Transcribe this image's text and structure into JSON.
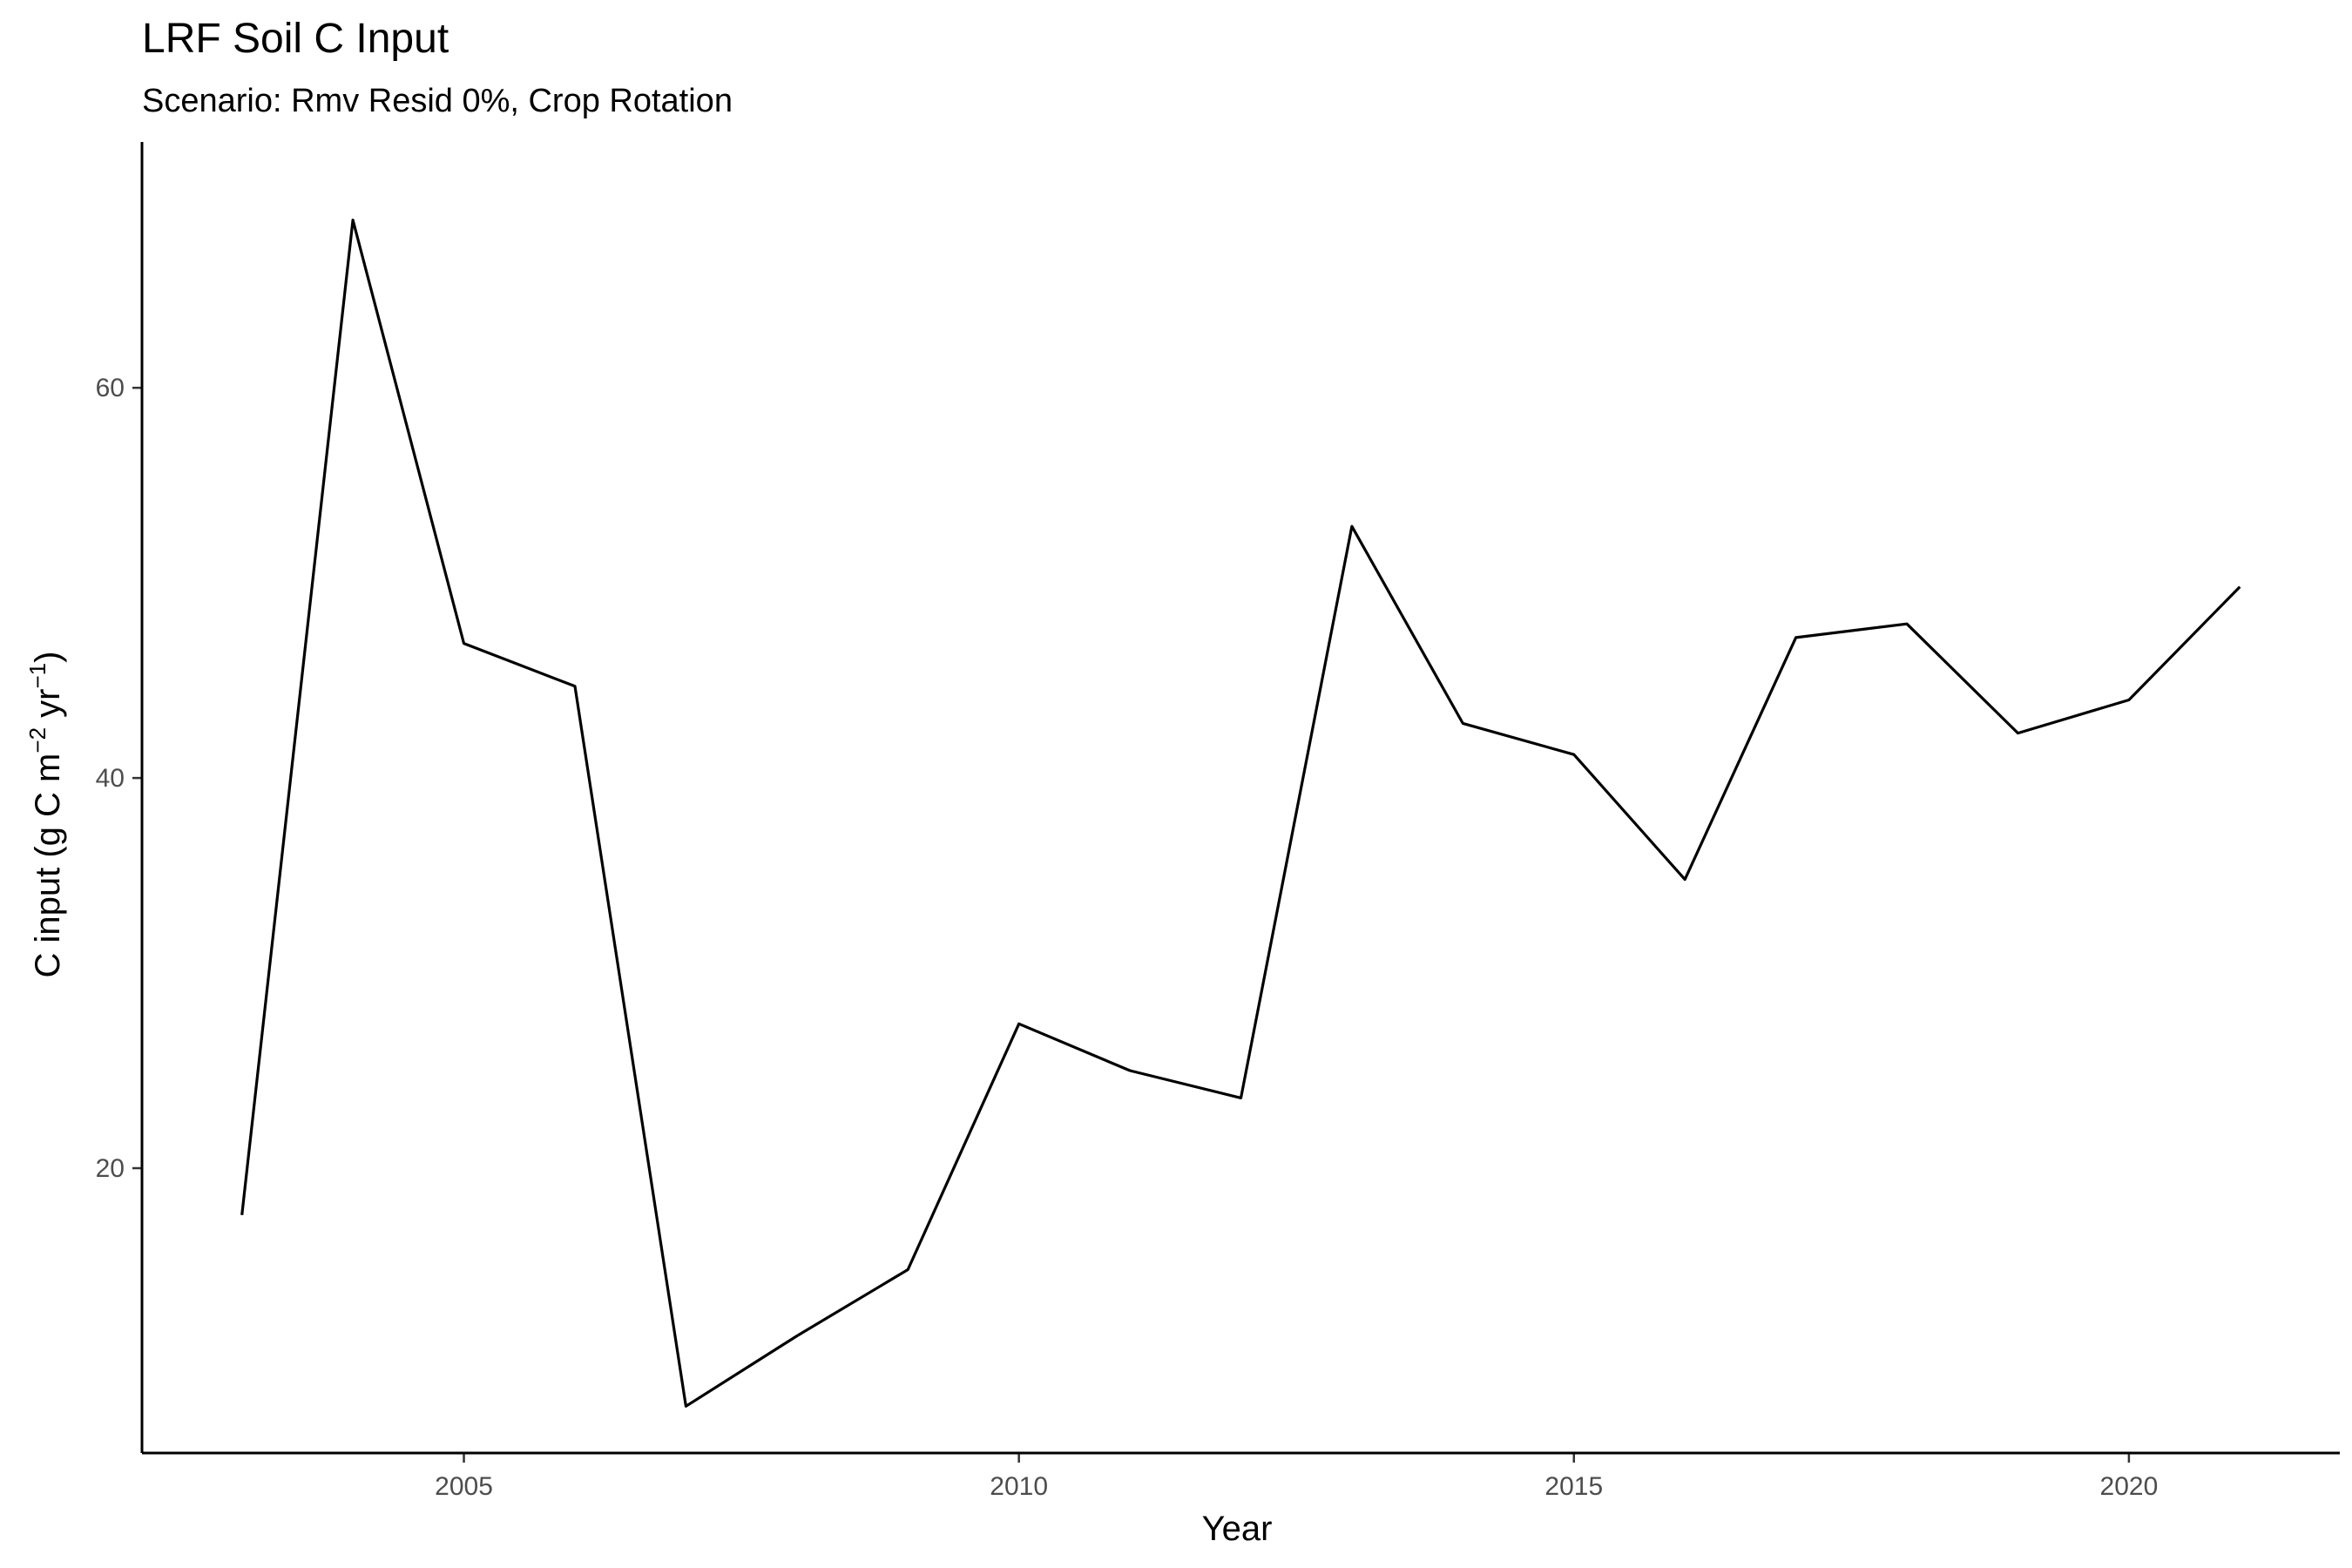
{
  "chart_data": {
    "type": "line",
    "title": "LRF Soil C Input",
    "subtitle": "Scenario: Rmv Resid 0%, Crop Rotation",
    "xlabel": "Year",
    "ylabel": {
      "prefix": "C input (g C m",
      "sup1": "−2",
      "mid": " yr",
      "sup2": "−1",
      "suffix": ")"
    },
    "xlim": [
      2002.1,
      2021.9
    ],
    "ylim": [
      5.4,
      72.6
    ],
    "x_ticks": [
      2005,
      2010,
      2015,
      2020
    ],
    "y_ticks": [
      20,
      40,
      60
    ],
    "grid": false,
    "series": [
      {
        "color": "#000000",
        "x": [
          2003,
          2004,
          2005,
          2006,
          2007,
          2008,
          2009,
          2010,
          2011,
          2012,
          2013,
          2014,
          2015,
          2016,
          2017,
          2018,
          2019,
          2020,
          2021
        ],
        "y": [
          17.6,
          68.6,
          46.9,
          44.7,
          7.8,
          11.4,
          14.8,
          27.4,
          25.0,
          23.6,
          52.9,
          42.8,
          41.2,
          34.8,
          47.2,
          47.9,
          42.3,
          44.0,
          49.8
        ]
      }
    ]
  }
}
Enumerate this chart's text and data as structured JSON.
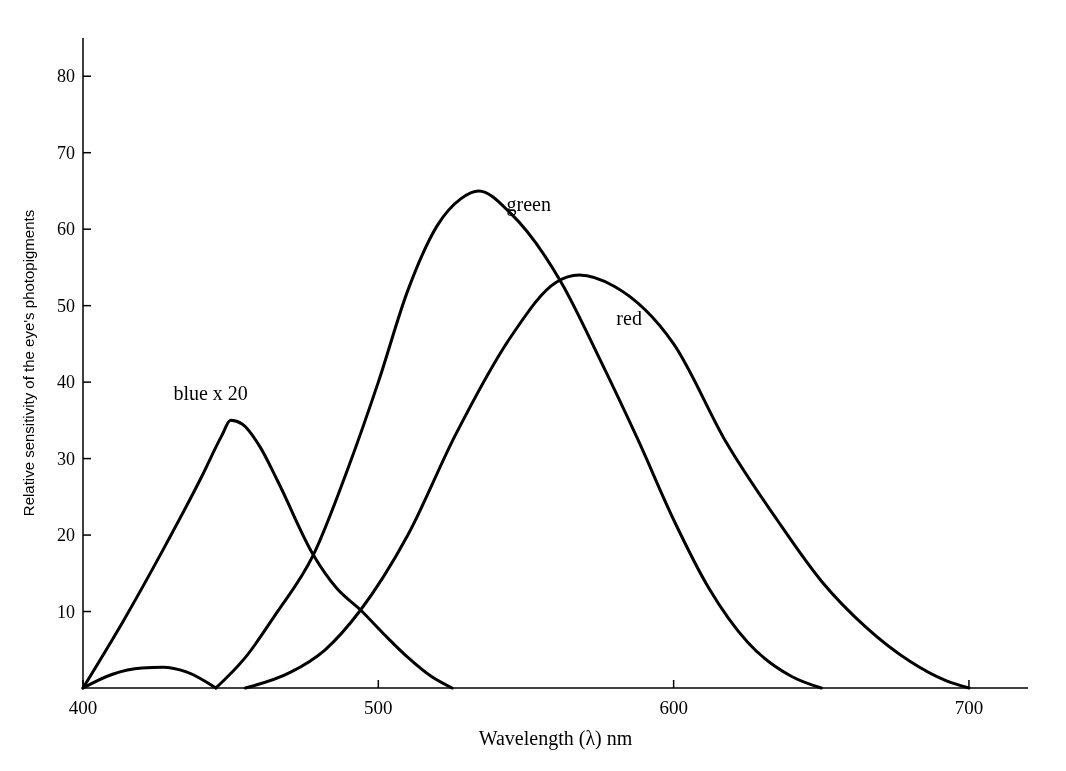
{
  "chart_data": {
    "type": "line",
    "xlabel": "Wavelength (λ) nm",
    "ylabel": "Relative sensitivity of the eye's photopigments",
    "xlim": [
      400,
      720
    ],
    "ylim": [
      0,
      85
    ],
    "xticks": [
      400,
      500,
      600,
      700
    ],
    "yticks": [
      10,
      20,
      30,
      40,
      50,
      60,
      70,
      80
    ],
    "grid": false,
    "line_style": "solid",
    "series": [
      {
        "name": "blue x 20",
        "color": "#000000",
        "x": [
          400,
          414,
          427,
          440,
          447,
          450,
          454,
          460,
          466,
          478,
          486,
          494,
          502,
          510,
          518,
          525
        ],
        "values": [
          0,
          9,
          18,
          27.5,
          33,
          35,
          34.5,
          31.5,
          27,
          17.4,
          13,
          10.2,
          7,
          4,
          1.5,
          0
        ]
      },
      {
        "color": "#000000",
        "x": [
          400,
          410,
          420,
          427,
          435,
          445
        ],
        "values": [
          0,
          1.8,
          2.6,
          2.7,
          2.1,
          0
        ]
      },
      {
        "name": "green",
        "color": "#000000",
        "x": [
          445,
          455,
          465,
          478,
          490,
          500,
          510,
          520,
          528,
          534,
          545,
          562,
          575,
          588,
          600,
          612,
          625,
          640,
          650
        ],
        "values": [
          0,
          4,
          9.5,
          17.4,
          29,
          40,
          52,
          60.5,
          64,
          65,
          62,
          53,
          43,
          32.4,
          22,
          13,
          6,
          1.5,
          0
        ]
      },
      {
        "name": "red",
        "color": "#000000",
        "x": [
          455,
          470,
          482,
          494,
          510,
          526,
          545,
          560,
          568,
          580,
          600,
          618,
          635,
          650,
          665,
          680,
          692,
          700
        ],
        "values": [
          0,
          2,
          5,
          10.2,
          20,
          33,
          46,
          53,
          54,
          52.5,
          45,
          32,
          22,
          14,
          8,
          3.5,
          1,
          0
        ]
      }
    ]
  }
}
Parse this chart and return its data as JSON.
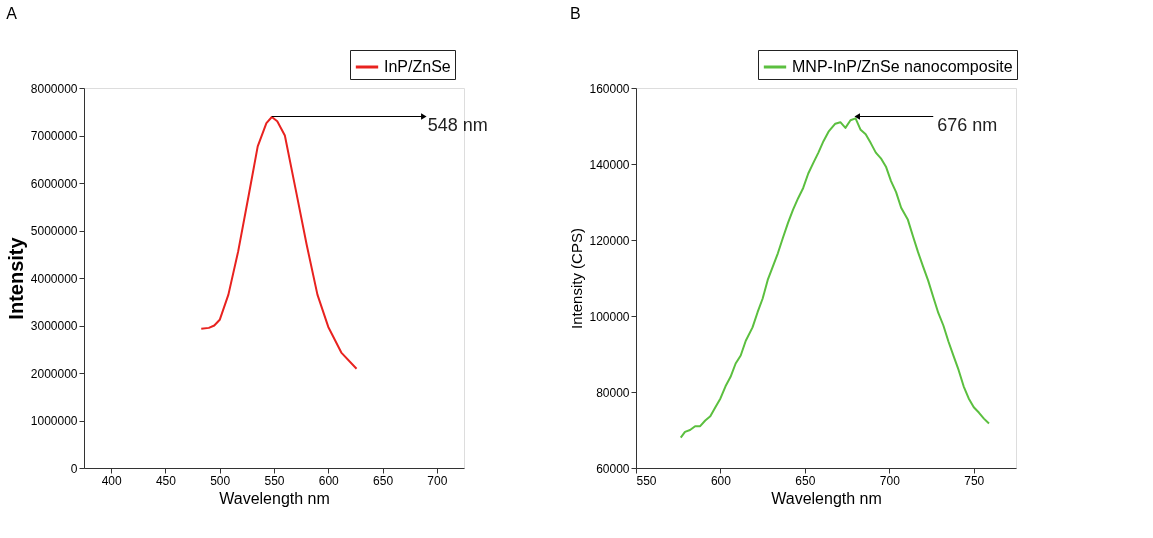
{
  "chart_data": [
    {
      "type": "line",
      "title": "A",
      "xlabel": "Wavelength nm",
      "ylabel": "Intensity",
      "xlim": [
        375,
        725
      ],
      "xticks": [
        400,
        450,
        500,
        550,
        600,
        650,
        700
      ],
      "ylim": [
        0,
        8000000
      ],
      "yticks": [
        0,
        1000000,
        2000000,
        3000000,
        4000000,
        5000000,
        6000000,
        7000000,
        8000000
      ],
      "legend": "top right",
      "grid": false,
      "annotations": [
        {
          "text": "548 nm",
          "x": 548,
          "y": 7400000
        }
      ],
      "series": [
        {
          "name": "InP/ZnSe",
          "color": "#e8221f",
          "x": [
            483,
            490,
            495,
            500,
            508,
            517,
            527,
            535,
            543,
            548,
            553,
            560,
            570,
            580,
            590,
            600,
            612,
            626
          ],
          "values": [
            2930000,
            2950000,
            3000000,
            3120000,
            3650000,
            4560000,
            5780000,
            6770000,
            7260000,
            7390000,
            7300000,
            7000000,
            5860000,
            4710000,
            3650000,
            2970000,
            2430000,
            2090000
          ]
        }
      ]
    },
    {
      "type": "line",
      "title": "B",
      "xlabel": "Wavelength nm",
      "ylabel": "Intensity (CPS)",
      "xlim": [
        550,
        775
      ],
      "xticks": [
        550,
        600,
        650,
        700,
        750
      ],
      "ylim": [
        60000,
        160000
      ],
      "yticks": [
        60000,
        80000,
        100000,
        120000,
        140000,
        160000
      ],
      "legend": "top right",
      "grid": false,
      "annotations": [
        {
          "text": "676 nm",
          "x": 681,
          "y": 152500
        }
      ],
      "series": [
        {
          "name": "MNP-InP/ZnSe nanocomposite",
          "color": "#5bbf3f",
          "x": [
            576.5,
            579,
            582,
            585,
            588,
            591,
            594,
            597,
            600,
            603,
            606,
            609,
            612,
            615,
            619,
            622,
            625,
            628,
            631,
            634,
            637,
            640,
            643,
            646,
            649,
            652,
            655,
            658,
            661,
            664,
            668,
            671,
            674,
            677,
            680,
            683,
            686,
            689,
            692,
            695,
            698,
            701,
            704,
            707,
            711,
            714,
            717,
            720,
            723,
            726,
            729,
            732,
            735,
            738,
            741,
            744,
            747,
            750,
            753,
            756,
            759
          ],
          "values": [
            68000,
            69500,
            70000,
            71000,
            71000,
            72500,
            73600,
            76000,
            78300,
            81500,
            84000,
            87500,
            89600,
            93500,
            97000,
            101000,
            104600,
            109500,
            113000,
            116500,
            120600,
            124500,
            128000,
            131000,
            133700,
            137500,
            140300,
            143000,
            146000,
            148500,
            150600,
            151000,
            149500,
            151500,
            152000,
            149000,
            147800,
            145500,
            143000,
            141500,
            139300,
            135500,
            132600,
            128500,
            125300,
            121000,
            116800,
            113000,
            109300,
            105000,
            100800,
            97500,
            93300,
            89500,
            85800,
            81500,
            78300,
            76000,
            74600,
            73000,
            71700
          ]
        }
      ]
    }
  ]
}
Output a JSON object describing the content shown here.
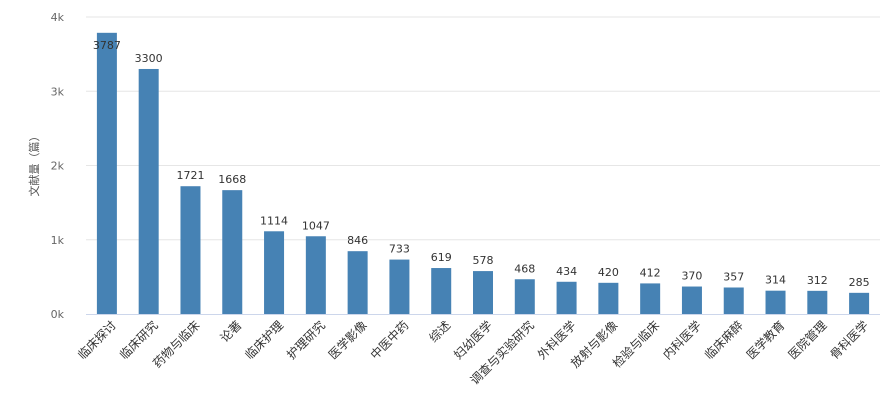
{
  "chart_data": {
    "type": "bar",
    "categories": [
      "临床探讨",
      "临床研究",
      "药物与临床",
      "论著",
      "临床护理",
      "护理研究",
      "医学影像",
      "中医中药",
      "综述",
      "妇幼医学",
      "调查与实验研究",
      "外科医学",
      "放射与影像",
      "检验与临床",
      "内科医学",
      "临床麻醉",
      "医学教育",
      "医院管理",
      "骨科医学"
    ],
    "values": [
      3787,
      3300,
      1721,
      1668,
      1114,
      1047,
      846,
      733,
      619,
      578,
      468,
      434,
      420,
      412,
      370,
      357,
      314,
      312,
      285
    ],
    "data_labels": [
      "3787",
      "3300",
      "1721",
      "1668",
      "1114",
      "1047",
      "846",
      "733",
      "619",
      "578",
      "468",
      "434",
      "420",
      "412",
      "370",
      "357",
      "314",
      "312",
      "285"
    ],
    "title": "",
    "xlabel": "",
    "ylabel": "文献量（篇）",
    "ylim": [
      0,
      4000
    ],
    "yticks": [
      0,
      1000,
      2000,
      3000,
      4000
    ],
    "ytick_labels": [
      "0k",
      "1k",
      "2k",
      "3k",
      "4k"
    ],
    "grid": true,
    "legend": "none",
    "colors": {
      "bar": "#4682b4",
      "grid": "#e6e6e6",
      "axis": "#ccd6eb"
    }
  }
}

——————

> [Do this]
Find the string "ylabel" in the entries above and return each line that holds it.

> [Answer for the task]
    "ylabel": {
    "ylabel": "Relative sensitivity of the eye's photopigments",
      "ylabel": "Intensity",
      "ylabel": "Intensity (CPS)",
    "ylabel": "文献量（篇）",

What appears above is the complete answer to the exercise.